■ Set problem ■
Exact repetition of every entry is required.

■ Data shown ■

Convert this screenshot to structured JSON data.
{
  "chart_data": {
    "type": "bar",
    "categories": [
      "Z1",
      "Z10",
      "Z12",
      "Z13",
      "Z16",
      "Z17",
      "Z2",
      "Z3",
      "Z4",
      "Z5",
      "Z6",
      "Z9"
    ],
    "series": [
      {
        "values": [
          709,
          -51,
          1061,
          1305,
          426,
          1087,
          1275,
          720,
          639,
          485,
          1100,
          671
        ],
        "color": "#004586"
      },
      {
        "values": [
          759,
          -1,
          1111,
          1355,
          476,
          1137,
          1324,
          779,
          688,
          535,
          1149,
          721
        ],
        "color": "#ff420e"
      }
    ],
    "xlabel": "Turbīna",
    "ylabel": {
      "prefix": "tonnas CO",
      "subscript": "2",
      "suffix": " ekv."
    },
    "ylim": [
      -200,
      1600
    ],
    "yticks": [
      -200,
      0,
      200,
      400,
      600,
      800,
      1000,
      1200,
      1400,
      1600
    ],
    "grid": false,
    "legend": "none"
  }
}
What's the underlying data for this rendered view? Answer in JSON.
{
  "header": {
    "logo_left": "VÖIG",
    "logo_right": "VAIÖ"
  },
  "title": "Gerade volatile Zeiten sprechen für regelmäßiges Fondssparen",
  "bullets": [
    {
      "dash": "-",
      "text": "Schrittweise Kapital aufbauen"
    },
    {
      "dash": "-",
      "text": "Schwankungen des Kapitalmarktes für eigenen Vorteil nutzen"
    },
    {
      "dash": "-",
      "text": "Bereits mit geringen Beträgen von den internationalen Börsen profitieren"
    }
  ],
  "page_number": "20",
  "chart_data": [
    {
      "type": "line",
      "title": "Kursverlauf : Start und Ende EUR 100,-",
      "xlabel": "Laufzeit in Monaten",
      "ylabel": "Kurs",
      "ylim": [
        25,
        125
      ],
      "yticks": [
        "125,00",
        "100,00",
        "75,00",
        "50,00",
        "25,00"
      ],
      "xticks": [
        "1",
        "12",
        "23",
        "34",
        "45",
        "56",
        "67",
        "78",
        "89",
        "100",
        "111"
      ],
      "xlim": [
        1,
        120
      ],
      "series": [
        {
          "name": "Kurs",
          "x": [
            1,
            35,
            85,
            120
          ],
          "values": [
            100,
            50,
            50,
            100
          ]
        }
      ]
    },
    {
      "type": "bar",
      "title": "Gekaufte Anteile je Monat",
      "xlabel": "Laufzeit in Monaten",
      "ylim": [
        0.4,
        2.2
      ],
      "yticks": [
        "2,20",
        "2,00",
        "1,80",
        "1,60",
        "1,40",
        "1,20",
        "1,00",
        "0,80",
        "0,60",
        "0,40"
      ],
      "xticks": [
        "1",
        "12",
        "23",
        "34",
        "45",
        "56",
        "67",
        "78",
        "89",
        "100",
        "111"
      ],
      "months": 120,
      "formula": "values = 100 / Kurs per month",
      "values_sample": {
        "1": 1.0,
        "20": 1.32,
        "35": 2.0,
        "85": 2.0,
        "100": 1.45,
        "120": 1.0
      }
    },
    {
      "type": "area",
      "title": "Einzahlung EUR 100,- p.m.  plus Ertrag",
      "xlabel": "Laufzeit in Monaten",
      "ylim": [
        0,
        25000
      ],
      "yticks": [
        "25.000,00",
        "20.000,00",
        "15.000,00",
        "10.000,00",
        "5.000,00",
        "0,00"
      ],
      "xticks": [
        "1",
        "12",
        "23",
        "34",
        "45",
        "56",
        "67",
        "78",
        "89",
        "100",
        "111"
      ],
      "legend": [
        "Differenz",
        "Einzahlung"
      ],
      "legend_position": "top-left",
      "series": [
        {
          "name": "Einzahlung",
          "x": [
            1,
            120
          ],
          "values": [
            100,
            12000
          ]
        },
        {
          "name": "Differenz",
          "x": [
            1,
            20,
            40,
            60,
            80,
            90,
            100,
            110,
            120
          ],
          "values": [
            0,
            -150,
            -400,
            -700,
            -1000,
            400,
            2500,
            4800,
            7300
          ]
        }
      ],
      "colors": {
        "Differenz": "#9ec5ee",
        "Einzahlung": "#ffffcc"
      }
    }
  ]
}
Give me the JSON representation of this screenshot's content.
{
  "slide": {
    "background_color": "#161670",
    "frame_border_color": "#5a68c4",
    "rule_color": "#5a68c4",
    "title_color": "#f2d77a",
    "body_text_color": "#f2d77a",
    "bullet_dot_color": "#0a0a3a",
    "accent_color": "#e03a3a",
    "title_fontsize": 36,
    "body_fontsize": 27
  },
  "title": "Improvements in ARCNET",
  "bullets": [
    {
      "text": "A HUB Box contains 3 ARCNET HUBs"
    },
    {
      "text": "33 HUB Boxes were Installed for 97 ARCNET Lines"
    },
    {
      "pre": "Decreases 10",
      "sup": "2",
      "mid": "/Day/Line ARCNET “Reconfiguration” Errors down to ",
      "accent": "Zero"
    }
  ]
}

■ Right answer ■
Convert this screenshot to structured JSON data.
{
  "chart_data": {
    "type": "bar",
    "categories": [
      "Z1",
      "Z10",
      "Z12",
      "Z13",
      "Z16",
      "Z17",
      "Z2",
      "Z3",
      "Z4",
      "Z5",
      "Z6",
      "Z9"
    ],
    "series": [
      {
        "values": [
          709,
          -51,
          1061,
          1305,
          426,
          1087,
          1275,
          720,
          639,
          485,
          1100,
          671
        ],
        "color": "#004586"
      },
      {
        "values": [
          759,
          -1,
          1111,
          1355,
          476,
          1137,
          1324,
          779,
          688,
          535,
          1149,
          721
        ],
        "color": "#ff420e"
      }
    ],
    "xlabel": "Turbīna",
    "ylabel": {
      "prefix": "tonnas CO",
      "subscript": "2",
      "suffix": " ekv."
    },
    "ylim": [
      -200,
      1600
    ],
    "yticks": [
      -200,
      0,
      200,
      400,
      600,
      800,
      1000,
      1200,
      1400,
      1600
    ],
    "grid": false,
    "legend": "none"
  }
}
What's the underlying data for this rendered view? Answer in JSON.
{
  "header": {
    "logo_left": "VÖIG",
    "logo_right": "VAIÖ"
  },
  "title": "Gerade volatile Zeiten sprechen für regelmäßiges Fondssparen",
  "bullets": [
    {
      "dash": "-",
      "text": "Schrittweise Kapital aufbauen"
    },
    {
      "dash": "-",
      "text": "Schwankungen des Kapitalmarktes für eigenen Vorteil nutzen"
    },
    {
      "dash": "-",
      "text": "Bereits mit geringen Beträgen von den internationalen Börsen profitieren"
    }
  ],
  "page_number": "20",
  "chart_data": [
    {
      "type": "line",
      "title": "Kursverlauf : Start und Ende EUR 100,-",
      "xlabel": "Laufzeit in Monaten",
      "ylabel": "Kurs",
      "ylim": [
        25,
        125
      ],
      "yticks": [
        "125,00",
        "100,00",
        "75,00",
        "50,00",
        "25,00"
      ],
      "xticks": [
        "1",
        "12",
        "23",
        "34",
        "45",
        "56",
        "67",
        "78",
        "89",
        "100",
        "111"
      ],
      "xlim": [
        1,
        120
      ],
      "series": [
        {
          "name": "Kurs",
          "x": [
            1,
            35,
            85,
            120
          ],
          "values": [
            100,
            50,
            50,
            100
          ]
        }
      ]
    },
    {
      "type": "bar",
      "title": "Gekaufte Anteile je Monat",
      "xlabel": "Laufzeit in Monaten",
      "ylim": [
        0.4,
        2.2
      ],
      "yticks": [
        "2,20",
        "2,00",
        "1,80",
        "1,60",
        "1,40",
        "1,20",
        "1,00",
        "0,80",
        "0,60",
        "0,40"
      ],
      "xticks": [
        "1",
        "12",
        "23",
        "34",
        "45",
        "56",
        "67",
        "78",
        "89",
        "100",
        "111"
      ],
      "months": 120,
      "formula": "values = 100 / Kurs per month",
      "values_sample": {
        "1": 1.0,
        "20": 1.32,
        "35": 2.0,
        "85": 2.0,
        "100": 1.45,
        "120": 1.0
      }
    },
    {
      "type": "area",
      "title": "Einzahlung EUR 100,- p.m.  plus Ertrag",
      "xlabel": "Laufzeit in Monaten",
      "ylim": [
        0,
        25000
      ],
      "yticks": [
        "25.000,00",
        "20.000,00",
        "15.000,00",
        "10.000,00",
        "5.000,00",
        "0,00"
      ],
      "xticks": [
        "1",
        "12",
        "23",
        "34",
        "45",
        "56",
        "67",
        "78",
        "89",
        "100",
        "111"
      ],
      "legend": [
        "Differenz",
        "Einzahlung"
      ],
      "legend_position": "top-left",
      "series": [
        {
          "name": "Einzahlung",
          "x": [
            1,
            120
          ],
          "values": [
            100,
            12000
          ]
        },
        {
          "name": "Differenz",
          "x": [
            1,
            20,
            40,
            60,
            80,
            90,
            100,
            110,
            120
          ],
          "values": [
            0,
            -150,
            -400,
            -700,
            -1000,
            400,
            2500,
            4800,
            7300
          ]
        }
      ],
      "colors": {
        "Differenz": "#9ec5ee",
        "Einzahlung": "#ffffcc"
      }
    }
  ]
}
Give me the JSON representation of this screenshot's content.
{
  "slide": {
    "background_color": "#161670",
    "frame_border_color": "#5a68c4",
    "rule_color": "#5a68c4",
    "title_color": "#f2d77a",
    "body_text_color": "#f2d77a",
    "bullet_dot_color": "#0a0a3a",
    "accent_color": "#e03a3a",
    "title_fontsize": 36,
    "body_fontsize": 27
  },
  "title": "Improvements in ARCNET",
  "bullets": [
    {
      "text": "A HUB Box contains 3 ARCNET HUBs"
    },
    {
      "text": "33 HUB Boxes were Installed for 97 ARCNET Lines"
    },
    {
      "pre": "Decreases 10",
      "sup": "2",
      "mid": "/Day/Line ARCNET “Reconfiguration” Errors down to ",
      "accent": "Zero"
    }
  ]
}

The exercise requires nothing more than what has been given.